
in addition to a willingness to work through a staffing agency, an entry level csr must agree to abide by the letter of the law as it relates to breaks and lunches, etc. whereas if a person worked at the jiffy lube changing oil on automobiles, there is a staff and a certain amount of glad-handing and grab-assing that goes on. in a call center environment a csr must be responsible to anywhere from 8-20 customers per hour and in about 5 minute bursts. think about that. every five minutes the csr is introduced, (or rather, introduced themself,) to a new customer who expects the csr to be an expert on the business and an official representative of the same. considering the pay, that is a lot of responsibility.

since the csr is the person a customer actually reaches if they have a need to contact the company, the csr is tasked with answering for the mistakes of virtually anyone in the organization. if the marketing department uses a predictive dialer to contact a customer to the customer's annoyance, the csr hears about it. if the person who delivers the product and service, errs, it is often the csr who hears about it. if the ceo makes a decision to aggressively push a product on the company's customers, the csr is expected to empathize with the customer's indignation, proclaim the company's best intentions, (meaning the csr must in part be adept at acting,) and soothe the customer in order to retain their business. (all for $11 an hour, or so.)

as if that weren't enough, csr's must learn complicated computer programs, retain a great deal of information about regional or product variations, and recite a measure of scripted sentiment. i knew when i was a csr i wanted out of that job. i chose to move up and i have been rewarded with a less stressful position and greater compensation.

maybe what it really comes down to is how severe are the attendance issues? well, we are talking about people who are probably late to work about 1.5 times per week by about 10-12 minutes each time. Additionally, they likely average about three days out ill every two months. That's substantial but in the grander scheme i described previously, (where it could easily be planned for,) is it so severe you fire valuable employees of five-plus years? the coworker i argued with could not imagine herself wrong about this issue. she feels it is righteous to expect people to come to work every day and on time. she was as indignant that i might think something other than that as i was that she could not get outside of that paradigm of acceptable employee behaviors to see another view. she cannot see that taking 75 customer service calls per day is stressful and worth a lot more money than those who do it get paid, (be they in india or indio.)

· · · ·

# [Problem 1]
For each statement, say whether the passage about call center work agrees with it, answering yes or no and quoting the deciding words: (a) A CSR may handle as many as 20 customers in an hour. (b) The writer chose to remain a CSR. (c) The coworker accepts that taking 75 calls a day is stressful.
# [Problem 2]
Carry on the passage about call center work, starting after its final sentence.
The records have no connection to the passage about call center work.

· · · ·

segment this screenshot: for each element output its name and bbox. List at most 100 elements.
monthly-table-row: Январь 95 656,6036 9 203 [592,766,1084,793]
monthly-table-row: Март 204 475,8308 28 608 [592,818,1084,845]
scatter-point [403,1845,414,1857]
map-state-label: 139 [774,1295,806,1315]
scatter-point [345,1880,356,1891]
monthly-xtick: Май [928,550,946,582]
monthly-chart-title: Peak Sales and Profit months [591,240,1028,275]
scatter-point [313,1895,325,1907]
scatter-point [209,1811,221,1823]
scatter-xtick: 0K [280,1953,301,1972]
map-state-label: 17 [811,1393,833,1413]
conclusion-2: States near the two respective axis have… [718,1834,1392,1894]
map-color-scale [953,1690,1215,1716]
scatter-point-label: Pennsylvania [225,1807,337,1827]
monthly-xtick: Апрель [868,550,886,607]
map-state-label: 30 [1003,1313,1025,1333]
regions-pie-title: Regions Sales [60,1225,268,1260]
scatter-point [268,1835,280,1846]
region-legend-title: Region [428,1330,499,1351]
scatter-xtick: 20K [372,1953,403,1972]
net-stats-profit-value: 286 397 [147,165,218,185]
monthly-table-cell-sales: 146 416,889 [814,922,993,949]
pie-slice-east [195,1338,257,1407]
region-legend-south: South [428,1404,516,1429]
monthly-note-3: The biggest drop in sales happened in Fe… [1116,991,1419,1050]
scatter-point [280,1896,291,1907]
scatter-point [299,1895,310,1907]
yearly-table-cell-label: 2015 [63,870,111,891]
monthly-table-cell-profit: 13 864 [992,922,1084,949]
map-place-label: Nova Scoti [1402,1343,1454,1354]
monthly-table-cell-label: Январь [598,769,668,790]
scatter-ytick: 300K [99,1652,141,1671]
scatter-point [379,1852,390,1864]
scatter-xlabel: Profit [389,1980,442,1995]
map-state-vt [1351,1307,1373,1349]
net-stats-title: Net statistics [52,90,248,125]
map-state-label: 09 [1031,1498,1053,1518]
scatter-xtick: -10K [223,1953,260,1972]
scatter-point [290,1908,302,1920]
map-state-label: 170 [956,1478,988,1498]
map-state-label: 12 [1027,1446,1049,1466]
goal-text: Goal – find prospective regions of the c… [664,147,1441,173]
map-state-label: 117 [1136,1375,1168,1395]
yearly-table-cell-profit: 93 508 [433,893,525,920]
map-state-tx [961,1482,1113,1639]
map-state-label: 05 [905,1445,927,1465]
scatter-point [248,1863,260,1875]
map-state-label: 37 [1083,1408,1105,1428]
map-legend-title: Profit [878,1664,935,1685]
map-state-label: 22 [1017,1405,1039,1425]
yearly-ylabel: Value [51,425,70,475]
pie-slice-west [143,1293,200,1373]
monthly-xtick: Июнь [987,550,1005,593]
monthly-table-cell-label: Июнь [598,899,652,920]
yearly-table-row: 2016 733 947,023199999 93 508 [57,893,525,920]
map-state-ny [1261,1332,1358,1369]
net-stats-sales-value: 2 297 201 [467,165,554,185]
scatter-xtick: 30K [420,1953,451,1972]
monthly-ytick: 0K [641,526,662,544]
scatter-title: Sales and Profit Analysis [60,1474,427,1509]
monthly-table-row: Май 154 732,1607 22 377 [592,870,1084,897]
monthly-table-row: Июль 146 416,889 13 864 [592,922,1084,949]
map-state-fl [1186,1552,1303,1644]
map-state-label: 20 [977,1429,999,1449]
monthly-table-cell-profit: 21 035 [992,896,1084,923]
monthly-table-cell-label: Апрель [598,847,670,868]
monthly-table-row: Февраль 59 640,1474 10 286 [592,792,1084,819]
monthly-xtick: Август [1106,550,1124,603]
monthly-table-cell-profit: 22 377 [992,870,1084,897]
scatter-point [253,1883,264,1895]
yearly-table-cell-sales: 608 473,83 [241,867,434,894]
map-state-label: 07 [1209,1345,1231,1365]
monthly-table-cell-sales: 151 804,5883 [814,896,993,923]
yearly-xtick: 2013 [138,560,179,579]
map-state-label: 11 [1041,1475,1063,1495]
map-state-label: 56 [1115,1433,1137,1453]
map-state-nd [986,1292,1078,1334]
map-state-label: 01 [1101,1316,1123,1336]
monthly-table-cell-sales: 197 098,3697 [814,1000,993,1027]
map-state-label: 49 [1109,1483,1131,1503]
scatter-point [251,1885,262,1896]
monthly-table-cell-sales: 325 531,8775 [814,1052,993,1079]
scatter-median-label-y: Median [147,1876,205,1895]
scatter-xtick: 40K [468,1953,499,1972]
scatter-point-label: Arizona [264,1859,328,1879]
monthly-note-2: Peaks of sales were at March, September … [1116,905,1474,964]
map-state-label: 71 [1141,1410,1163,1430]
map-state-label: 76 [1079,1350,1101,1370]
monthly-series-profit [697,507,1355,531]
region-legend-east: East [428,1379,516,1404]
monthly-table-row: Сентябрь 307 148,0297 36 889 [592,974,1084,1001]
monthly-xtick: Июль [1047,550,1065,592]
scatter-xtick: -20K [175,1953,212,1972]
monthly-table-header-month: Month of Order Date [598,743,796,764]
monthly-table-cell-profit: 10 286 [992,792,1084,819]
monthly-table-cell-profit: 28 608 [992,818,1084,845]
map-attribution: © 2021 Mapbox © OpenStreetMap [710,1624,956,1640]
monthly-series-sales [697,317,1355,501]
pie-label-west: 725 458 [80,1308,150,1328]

· · · ·

# [Response box 1]
(a) Yes: "a csr must be responsible to anywhere from 8-20 customers per hour"
(b) No: "i chose to move up and i have been rewarded with a less stressful position and greater compensation"
(c) No: "she cannot see that taking 75 customer service calls per day is stressful"

# [Response box 2]
i read once that the average american worker works about 5.5 hours for every eight they get paid for. i can see that. i think about the various jobs i have had and i can see it being more or less. the csr's in my office work about seven hours per day. they get two 15-minute breaks and i imagine on average they screw around for another half hour. (they are allotted about 10 minutes of personal time meaning we expect them to work seven hours and 20 minutes.

having fired these two, (three now as i write a few days post facto,) i wonder about whom is failing the organization in quantifying the costs associated with training new reps to take the places of those who have been terminated. it makes me think all that rhetoric i read in business books about training your employees and the value of retaining them is not at all how those who make decisions think on the subject.

it bothers me more that a coworker could not even bring herself to see another side of this issue. her righteous sense about her own perspective offended me, (and i pride myself on being nearly unoffendable.)

the day after this conversation my boss arrived early in the morning and asked me to come to his office. he said he was in possession of an email from my coworker which suggested i was not on board with our attendance policy. i explained that i need my job. (of course i'm on board.)